- **TO BE DONE**: Scan the records for the string "Gattin"; copy each line where it occurs.

- **ROWS**:
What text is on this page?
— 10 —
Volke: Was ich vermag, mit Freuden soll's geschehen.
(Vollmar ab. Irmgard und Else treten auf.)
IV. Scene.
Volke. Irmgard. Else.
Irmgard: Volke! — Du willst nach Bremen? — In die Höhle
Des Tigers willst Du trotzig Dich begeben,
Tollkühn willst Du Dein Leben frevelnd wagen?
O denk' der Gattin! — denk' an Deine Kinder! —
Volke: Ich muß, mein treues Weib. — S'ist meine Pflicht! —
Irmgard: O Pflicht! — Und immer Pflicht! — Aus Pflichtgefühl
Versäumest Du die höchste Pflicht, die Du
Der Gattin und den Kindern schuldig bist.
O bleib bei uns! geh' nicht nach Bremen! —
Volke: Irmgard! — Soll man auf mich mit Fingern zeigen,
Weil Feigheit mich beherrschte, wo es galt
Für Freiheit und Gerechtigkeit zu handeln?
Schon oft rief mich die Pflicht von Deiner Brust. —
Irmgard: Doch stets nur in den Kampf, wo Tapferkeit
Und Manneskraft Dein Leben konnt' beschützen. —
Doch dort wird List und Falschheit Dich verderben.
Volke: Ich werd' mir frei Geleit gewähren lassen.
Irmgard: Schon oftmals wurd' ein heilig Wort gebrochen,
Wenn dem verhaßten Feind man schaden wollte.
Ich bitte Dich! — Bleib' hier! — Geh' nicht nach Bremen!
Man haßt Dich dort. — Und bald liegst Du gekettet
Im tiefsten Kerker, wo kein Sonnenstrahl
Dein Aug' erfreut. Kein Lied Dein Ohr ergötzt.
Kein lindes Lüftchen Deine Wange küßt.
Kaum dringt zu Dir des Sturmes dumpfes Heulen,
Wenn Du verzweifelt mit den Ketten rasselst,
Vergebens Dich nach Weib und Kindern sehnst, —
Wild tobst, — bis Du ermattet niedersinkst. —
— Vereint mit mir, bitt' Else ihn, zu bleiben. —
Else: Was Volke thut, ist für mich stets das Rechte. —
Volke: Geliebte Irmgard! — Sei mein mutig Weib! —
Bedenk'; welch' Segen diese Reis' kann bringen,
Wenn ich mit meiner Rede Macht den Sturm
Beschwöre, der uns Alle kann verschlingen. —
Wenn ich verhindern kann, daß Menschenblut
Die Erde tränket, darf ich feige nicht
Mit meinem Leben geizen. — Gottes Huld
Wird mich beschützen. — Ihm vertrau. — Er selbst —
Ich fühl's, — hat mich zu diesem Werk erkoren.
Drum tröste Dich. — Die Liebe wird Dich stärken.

- **RESPONSE TO THIS TASK**:
O denk' der Gattin! — denk' an Deine Kinder! —
Der Gattin und den Kindern schuldig bist.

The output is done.